PROVIDED DATA

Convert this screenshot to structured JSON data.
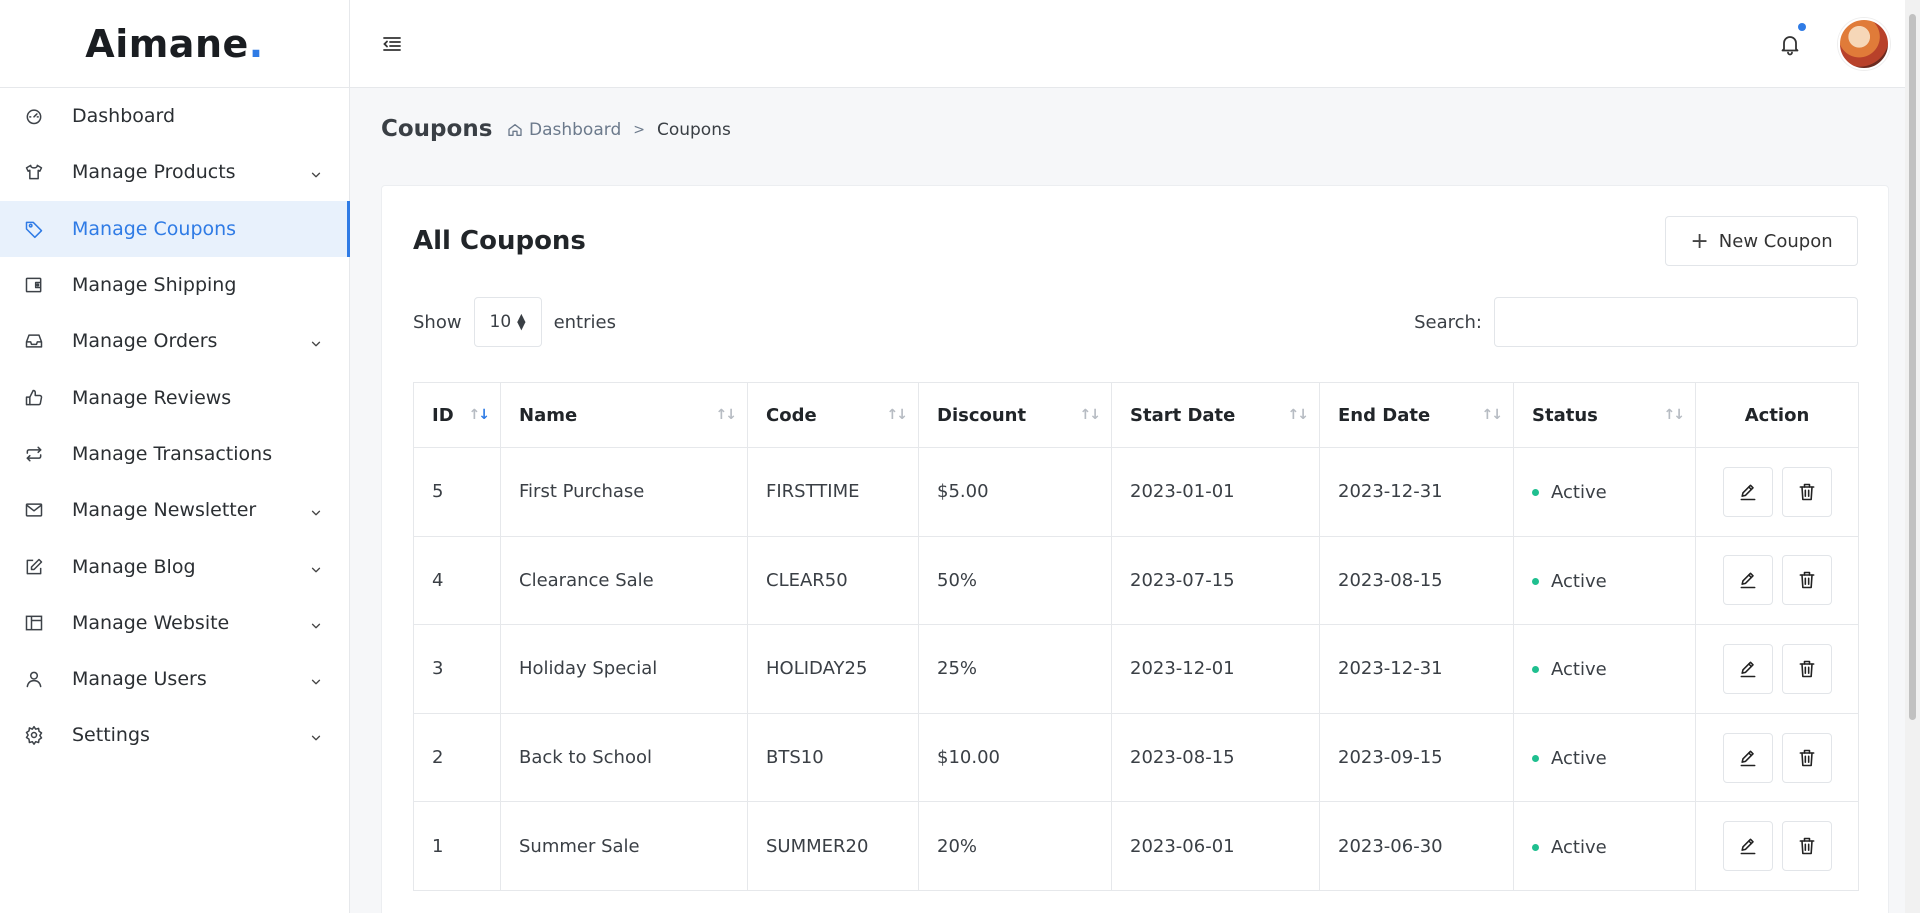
{
  "brand": {
    "name": "Aimane",
    "dot": ".",
    "accent": "#2f7be5"
  },
  "sidebar": {
    "items": [
      {
        "label": "Dashboard",
        "icon": "dashboard-icon",
        "has_children": false,
        "active": false
      },
      {
        "label": "Manage Products",
        "icon": "shirt-icon",
        "has_children": true,
        "active": false
      },
      {
        "label": "Manage Coupons",
        "icon": "tag-icon",
        "has_children": false,
        "active": true
      },
      {
        "label": "Manage Shipping",
        "icon": "wallet-icon",
        "has_children": false,
        "active": false
      },
      {
        "label": "Manage Orders",
        "icon": "inbox-icon",
        "has_children": true,
        "active": false
      },
      {
        "label": "Manage Reviews",
        "icon": "thumbs-up-icon",
        "has_children": false,
        "active": false
      },
      {
        "label": "Manage Transactions",
        "icon": "repeat-icon",
        "has_children": false,
        "active": false
      },
      {
        "label": "Manage Newsletter",
        "icon": "mail-icon",
        "has_children": true,
        "active": false
      },
      {
        "label": "Manage Blog",
        "icon": "edit-icon",
        "has_children": true,
        "active": false
      },
      {
        "label": "Manage Website",
        "icon": "layout-icon",
        "has_children": true,
        "active": false
      },
      {
        "label": "Manage Users",
        "icon": "user-icon",
        "has_children": true,
        "active": false
      },
      {
        "label": "Settings",
        "icon": "gear-icon",
        "has_children": true,
        "active": false
      }
    ]
  },
  "header": {
    "page_title": "Coupons",
    "breadcrumb": {
      "home": "Dashboard",
      "separator": ">",
      "current": "Coupons"
    }
  },
  "card": {
    "title": "All Coupons",
    "new_button": "New Coupon",
    "show_label": "Show",
    "entries_value": "10",
    "entries_label": "entries",
    "search_label": "Search:",
    "search_value": ""
  },
  "table": {
    "columns": [
      "ID",
      "Name",
      "Code",
      "Discount",
      "Start Date",
      "End Date",
      "Status",
      "Action"
    ],
    "rows": [
      {
        "id": "5",
        "name": "First Purchase",
        "code": "FIRSTTIME",
        "discount": "$5.00",
        "start": "2023-01-01",
        "end": "2023-12-31",
        "status": "Active"
      },
      {
        "id": "4",
        "name": "Clearance Sale",
        "code": "CLEAR50",
        "discount": "50%",
        "start": "2023-07-15",
        "end": "2023-08-15",
        "status": "Active"
      },
      {
        "id": "3",
        "name": "Holiday Special",
        "code": "HOLIDAY25",
        "discount": "25%",
        "start": "2023-12-01",
        "end": "2023-12-31",
        "status": "Active"
      },
      {
        "id": "2",
        "name": "Back to School",
        "code": "BTS10",
        "discount": "$10.00",
        "start": "2023-08-15",
        "end": "2023-09-15",
        "status": "Active"
      },
      {
        "id": "1",
        "name": "Summer Sale",
        "code": "SUMMER20",
        "discount": "20%",
        "start": "2023-06-01",
        "end": "2023-06-30",
        "status": "Active"
      }
    ]
  },
  "colors": {
    "accent": "#2f7be5",
    "status_active": "#1fbf8f",
    "active_bg": "#e8f1fc"
  }
}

TASK STATEMENT
Repeat the full listing above exactly, with no pictures in the copy.

REPLY TO THE TASK
Convert this screenshot to structured JSON data.
{
  "brand": {
    "name": "Aimane",
    "dot": ".",
    "accent": "#2f7be5"
  },
  "sidebar": {
    "items": [
      {
        "label": "Dashboard",
        "icon": "dashboard-icon",
        "has_children": false,
        "active": false
      },
      {
        "label": "Manage Products",
        "icon": "shirt-icon",
        "has_children": true,
        "active": false
      },
      {
        "label": "Manage Coupons",
        "icon": "tag-icon",
        "has_children": false,
        "active": true
      },
      {
        "label": "Manage Shipping",
        "icon": "wallet-icon",
        "has_children": false,
        "active": false
      },
      {
        "label": "Manage Orders",
        "icon": "inbox-icon",
        "has_children": true,
        "active": false
      },
      {
        "label": "Manage Reviews",
        "icon": "thumbs-up-icon",
        "has_children": false,
        "active": false
      },
      {
        "label": "Manage Transactions",
        "icon": "repeat-icon",
        "has_children": false,
        "active": false
      },
      {
        "label": "Manage Newsletter",
        "icon": "mail-icon",
        "has_children": true,
        "active": false
      },
      {
        "label": "Manage Blog",
        "icon": "edit-icon",
        "has_children": true,
        "active": false
      },
      {
        "label": "Manage Website",
        "icon": "layout-icon",
        "has_children": true,
        "active": false
      },
      {
        "label": "Manage Users",
        "icon": "user-icon",
        "has_children": true,
        "active": false
      },
      {
        "label": "Settings",
        "icon": "gear-icon",
        "has_children": true,
        "active": false
      }
    ]
  },
  "header": {
    "page_title": "Coupons",
    "breadcrumb": {
      "home": "Dashboard",
      "separator": ">",
      "current": "Coupons"
    }
  },
  "card": {
    "title": "All Coupons",
    "new_button": "New Coupon",
    "show_label": "Show",
    "entries_value": "10",
    "entries_label": "entries",
    "search_label": "Search:",
    "search_value": ""
  },
  "table": {
    "columns": [
      "ID",
      "Name",
      "Code",
      "Discount",
      "Start Date",
      "End Date",
      "Status",
      "Action"
    ],
    "rows": [
      {
        "id": "5",
        "name": "First Purchase",
        "code": "FIRSTTIME",
        "discount": "$5.00",
        "start": "2023-01-01",
        "end": "2023-12-31",
        "status": "Active"
      },
      {
        "id": "4",
        "name": "Clearance Sale",
        "code": "CLEAR50",
        "discount": "50%",
        "start": "2023-07-15",
        "end": "2023-08-15",
        "status": "Active"
      },
      {
        "id": "3",
        "name": "Holiday Special",
        "code": "HOLIDAY25",
        "discount": "25%",
        "start": "2023-12-01",
        "end": "2023-12-31",
        "status": "Active"
      },
      {
        "id": "2",
        "name": "Back to School",
        "code": "BTS10",
        "discount": "$10.00",
        "start": "2023-08-15",
        "end": "2023-09-15",
        "status": "Active"
      },
      {
        "id": "1",
        "name": "Summer Sale",
        "code": "SUMMER20",
        "discount": "20%",
        "start": "2023-06-01",
        "end": "2023-06-30",
        "status": "Active"
      }
    ]
  },
  "colors": {
    "accent": "#2f7be5",
    "status_active": "#1fbf8f",
    "active_bg": "#e8f1fc"
  }
}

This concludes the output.